===== DATASET RECORDS
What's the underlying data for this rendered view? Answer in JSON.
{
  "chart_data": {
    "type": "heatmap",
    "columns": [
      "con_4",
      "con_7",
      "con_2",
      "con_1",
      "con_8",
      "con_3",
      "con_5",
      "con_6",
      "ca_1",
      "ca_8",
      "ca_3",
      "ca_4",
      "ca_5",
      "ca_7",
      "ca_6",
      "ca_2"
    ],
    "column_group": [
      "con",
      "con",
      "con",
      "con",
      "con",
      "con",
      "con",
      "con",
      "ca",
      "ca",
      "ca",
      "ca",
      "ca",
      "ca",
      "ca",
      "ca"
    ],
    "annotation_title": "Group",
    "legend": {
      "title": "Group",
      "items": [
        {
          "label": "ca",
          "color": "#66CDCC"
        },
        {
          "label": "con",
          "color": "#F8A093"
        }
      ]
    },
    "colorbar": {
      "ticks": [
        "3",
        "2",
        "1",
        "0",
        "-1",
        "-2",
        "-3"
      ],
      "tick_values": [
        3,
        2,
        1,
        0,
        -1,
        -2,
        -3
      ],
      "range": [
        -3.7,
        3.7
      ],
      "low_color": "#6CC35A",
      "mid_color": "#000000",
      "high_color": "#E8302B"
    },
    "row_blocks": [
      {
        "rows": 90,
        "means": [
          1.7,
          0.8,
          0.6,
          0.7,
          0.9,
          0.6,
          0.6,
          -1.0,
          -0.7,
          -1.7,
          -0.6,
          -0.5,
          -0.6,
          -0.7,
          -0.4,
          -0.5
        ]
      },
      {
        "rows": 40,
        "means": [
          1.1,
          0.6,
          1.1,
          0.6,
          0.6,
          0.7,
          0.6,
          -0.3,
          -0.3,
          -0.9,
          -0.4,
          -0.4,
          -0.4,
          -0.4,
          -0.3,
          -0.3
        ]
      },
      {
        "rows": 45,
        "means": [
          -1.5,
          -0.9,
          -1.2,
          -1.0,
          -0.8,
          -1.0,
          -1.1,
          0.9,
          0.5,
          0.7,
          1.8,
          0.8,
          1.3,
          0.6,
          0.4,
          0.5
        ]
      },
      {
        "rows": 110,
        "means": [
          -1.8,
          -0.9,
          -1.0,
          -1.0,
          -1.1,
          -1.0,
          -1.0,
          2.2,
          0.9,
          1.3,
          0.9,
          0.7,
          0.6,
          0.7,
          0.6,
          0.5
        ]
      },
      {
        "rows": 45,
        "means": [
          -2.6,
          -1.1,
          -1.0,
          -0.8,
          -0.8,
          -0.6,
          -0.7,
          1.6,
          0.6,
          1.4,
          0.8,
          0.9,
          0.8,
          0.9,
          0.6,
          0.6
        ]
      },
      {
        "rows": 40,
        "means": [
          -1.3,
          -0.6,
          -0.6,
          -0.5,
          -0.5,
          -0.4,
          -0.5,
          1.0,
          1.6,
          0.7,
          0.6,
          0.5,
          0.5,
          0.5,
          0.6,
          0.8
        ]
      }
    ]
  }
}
==========
* _WHAT THE TASK ASKS_
Please output the entire listing exactly as it stands.

* _OUTPUT OF THE TASK_
What's the underlying data for this rendered view? Answer in JSON.
{
  "chart_data": {
    "type": "heatmap",
    "columns": [
      "con_4",
      "con_7",
      "con_2",
      "con_1",
      "con_8",
      "con_3",
      "con_5",
      "con_6",
      "ca_1",
      "ca_8",
      "ca_3",
      "ca_4",
      "ca_5",
      "ca_7",
      "ca_6",
      "ca_2"
    ],
    "column_group": [
      "con",
      "con",
      "con",
      "con",
      "con",
      "con",
      "con",
      "con",
      "ca",
      "ca",
      "ca",
      "ca",
      "ca",
      "ca",
      "ca",
      "ca"
    ],
    "annotation_title": "Group",
    "legend": {
      "title": "Group",
      "items": [
        {
          "label": "ca",
          "color": "#66CDCC"
        },
        {
          "label": "con",
          "color": "#F8A093"
        }
      ]
    },
    "colorbar": {
      "ticks": [
        "3",
        "2",
        "1",
        "0",
        "-1",
        "-2",
        "-3"
      ],
      "tick_values": [
        3,
        2,
        1,
        0,
        -1,
        -2,
        -3
      ],
      "range": [
        -3.7,
        3.7
      ],
      "low_color": "#6CC35A",
      "mid_color": "#000000",
      "high_color": "#E8302B"
    },
    "row_blocks": [
      {
        "rows": 90,
        "means": [
          1.7,
          0.8,
          0.6,
          0.7,
          0.9,
          0.6,
          0.6,
          -1.0,
          -0.7,
          -1.7,
          -0.6,
          -0.5,
          -0.6,
          -0.7,
          -0.4,
          -0.5
        ]
      },
      {
        "rows": 40,
        "means": [
          1.1,
          0.6,
          1.1,
          0.6,
          0.6,
          0.7,
          0.6,
          -0.3,
          -0.3,
          -0.9,
          -0.4,
          -0.4,
          -0.4,
          -0.4,
          -0.3,
          -0.3
        ]
      },
      {
        "rows": 45,
        "means": [
          -1.5,
          -0.9,
          -1.2,
          -1.0,
          -0.8,
          -1.0,
          -1.1,
          0.9,
          0.5,
          0.7,
          1.8,
          0.8,
          1.3,
          0.6,
          0.4,
          0.5
        ]
      },
      {
        "rows": 110,
        "means": [
          -1.8,
          -0.9,
          -1.0,
          -1.0,
          -1.1,
          -1.0,
          -1.0,
          2.2,
          0.9,
          1.3,
          0.9,
          0.7,
          0.6,
          0.7,
          0.6,
          0.5
        ]
      },
      {
        "rows": 45,
        "means": [
          -2.6,
          -1.1,
          -1.0,
          -0.8,
          -0.8,
          -0.6,
          -0.7,
          1.6,
          0.6,
          1.4,
          0.8,
          0.9,
          0.8,
          0.9,
          0.6,
          0.6
        ]
      },
      {
        "rows": 40,
        "means": [
          -1.3,
          -0.6,
          -0.6,
          -0.5,
          -0.5,
          -0.4,
          -0.5,
          1.0,
          1.6,
          0.7,
          0.6,
          0.5,
          0.5,
          0.5,
          0.6,
          0.8
        ]
      }
    ]
  }
}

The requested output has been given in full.